_Set task:_
Copy all lines in which the word "dispuesto" can be found.
┄┄┄┄┄┄┄┄┄┄┄┄┄┄┄┄┄┄┄┄
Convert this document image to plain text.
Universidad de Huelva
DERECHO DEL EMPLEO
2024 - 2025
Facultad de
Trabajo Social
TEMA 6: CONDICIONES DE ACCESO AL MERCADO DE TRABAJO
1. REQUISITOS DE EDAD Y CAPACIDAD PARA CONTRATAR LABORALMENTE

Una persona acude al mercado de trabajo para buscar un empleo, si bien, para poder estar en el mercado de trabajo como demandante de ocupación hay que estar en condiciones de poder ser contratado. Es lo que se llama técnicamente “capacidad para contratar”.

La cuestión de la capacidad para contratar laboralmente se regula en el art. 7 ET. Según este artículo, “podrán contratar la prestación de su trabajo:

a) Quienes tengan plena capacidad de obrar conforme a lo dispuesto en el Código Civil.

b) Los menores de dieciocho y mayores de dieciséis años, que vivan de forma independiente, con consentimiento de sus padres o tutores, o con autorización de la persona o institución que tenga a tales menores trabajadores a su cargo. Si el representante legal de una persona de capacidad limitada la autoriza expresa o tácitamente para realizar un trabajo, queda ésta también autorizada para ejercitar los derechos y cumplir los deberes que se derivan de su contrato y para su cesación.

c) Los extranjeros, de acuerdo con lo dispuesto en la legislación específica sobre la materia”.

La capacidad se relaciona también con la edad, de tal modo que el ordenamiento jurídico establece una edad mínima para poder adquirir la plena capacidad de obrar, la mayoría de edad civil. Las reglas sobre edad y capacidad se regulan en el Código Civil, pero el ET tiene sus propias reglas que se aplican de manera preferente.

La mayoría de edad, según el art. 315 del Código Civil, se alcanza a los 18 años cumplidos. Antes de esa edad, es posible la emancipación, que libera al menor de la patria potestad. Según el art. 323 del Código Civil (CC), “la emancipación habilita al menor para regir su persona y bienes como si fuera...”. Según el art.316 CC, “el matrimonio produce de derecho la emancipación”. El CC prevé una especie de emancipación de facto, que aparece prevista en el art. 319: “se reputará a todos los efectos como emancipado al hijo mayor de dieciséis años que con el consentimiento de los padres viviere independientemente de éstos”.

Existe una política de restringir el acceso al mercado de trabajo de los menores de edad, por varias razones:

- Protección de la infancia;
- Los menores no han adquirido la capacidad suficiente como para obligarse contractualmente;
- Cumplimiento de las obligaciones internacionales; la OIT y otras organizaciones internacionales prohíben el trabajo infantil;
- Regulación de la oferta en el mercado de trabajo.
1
┄┄┄┄┄┄┄┄┄┄┄┄┄┄┄┄┄┄┄┄
_Correct result:_
a) Quienes tengan plena capacidad de obrar conforme a lo dispuesto en el Código Civil.
c) Los extranjeros, de acuerdo con lo dispuesto en la legislación específica sobre la materia”.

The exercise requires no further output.